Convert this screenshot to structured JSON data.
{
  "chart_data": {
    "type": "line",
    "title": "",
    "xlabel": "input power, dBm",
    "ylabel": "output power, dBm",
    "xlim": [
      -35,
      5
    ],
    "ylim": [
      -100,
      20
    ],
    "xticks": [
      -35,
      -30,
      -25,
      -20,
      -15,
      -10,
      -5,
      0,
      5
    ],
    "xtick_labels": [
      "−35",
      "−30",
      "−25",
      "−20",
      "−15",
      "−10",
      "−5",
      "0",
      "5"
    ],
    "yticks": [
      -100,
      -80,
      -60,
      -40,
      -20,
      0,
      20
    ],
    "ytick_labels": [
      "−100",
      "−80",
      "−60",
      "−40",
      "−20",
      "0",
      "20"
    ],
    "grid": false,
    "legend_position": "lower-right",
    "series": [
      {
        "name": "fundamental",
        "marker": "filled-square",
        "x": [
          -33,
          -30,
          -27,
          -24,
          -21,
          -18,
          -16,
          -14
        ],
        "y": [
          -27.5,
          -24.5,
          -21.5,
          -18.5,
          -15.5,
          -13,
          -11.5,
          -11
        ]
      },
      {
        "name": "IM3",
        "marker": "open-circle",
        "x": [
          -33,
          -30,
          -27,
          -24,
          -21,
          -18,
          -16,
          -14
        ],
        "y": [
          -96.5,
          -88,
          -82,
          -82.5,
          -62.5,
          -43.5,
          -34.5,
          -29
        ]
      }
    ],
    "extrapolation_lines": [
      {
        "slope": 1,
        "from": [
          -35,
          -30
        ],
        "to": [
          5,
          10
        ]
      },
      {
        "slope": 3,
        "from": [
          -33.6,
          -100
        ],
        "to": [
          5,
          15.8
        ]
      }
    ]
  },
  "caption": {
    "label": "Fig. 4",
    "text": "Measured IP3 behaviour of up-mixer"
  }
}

____________________

GIVEN INSTRUCTION> Reproduce each record exactly as it appears.

TASK SOLUTION>
Convert this screenshot to structured JSON data.
{
  "chart_data": {
    "type": "line",
    "title": "",
    "xlabel": "input power, dBm",
    "ylabel": "output power, dBm",
    "xlim": [
      -35,
      5
    ],
    "ylim": [
      -100,
      20
    ],
    "xticks": [
      -35,
      -30,
      -25,
      -20,
      -15,
      -10,
      -5,
      0,
      5
    ],
    "xtick_labels": [
      "−35",
      "−30",
      "−25",
      "−20",
      "−15",
      "−10",
      "−5",
      "0",
      "5"
    ],
    "yticks": [
      -100,
      -80,
      -60,
      -40,
      -20,
      0,
      20
    ],
    "ytick_labels": [
      "−100",
      "−80",
      "−60",
      "−40",
      "−20",
      "0",
      "20"
    ],
    "grid": false,
    "legend_position": "lower-right",
    "series": [
      {
        "name": "fundamental",
        "marker": "filled-square",
        "x": [
          -33,
          -30,
          -27,
          -24,
          -21,
          -18,
          -16,
          -14
        ],
        "y": [
          -27.5,
          -24.5,
          -21.5,
          -18.5,
          -15.5,
          -13,
          -11.5,
          -11
        ]
      },
      {
        "name": "IM3",
        "marker": "open-circle",
        "x": [
          -33,
          -30,
          -27,
          -24,
          -21,
          -18,
          -16,
          -14
        ],
        "y": [
          -96.5,
          -88,
          -82,
          -82.5,
          -62.5,
          -43.5,
          -34.5,
          -29
        ]
      }
    ],
    "extrapolation_lines": [
      {
        "slope": 1,
        "from": [
          -35,
          -30
        ],
        "to": [
          5,
          10
        ]
      },
      {
        "slope": 3,
        "from": [
          -33.6,
          -100
        ],
        "to": [
          5,
          15.8
        ]
      }
    ]
  },
  "caption": {
    "label": "Fig. 4",
    "text": "Measured IP3 behaviour of up-mixer"
  }
}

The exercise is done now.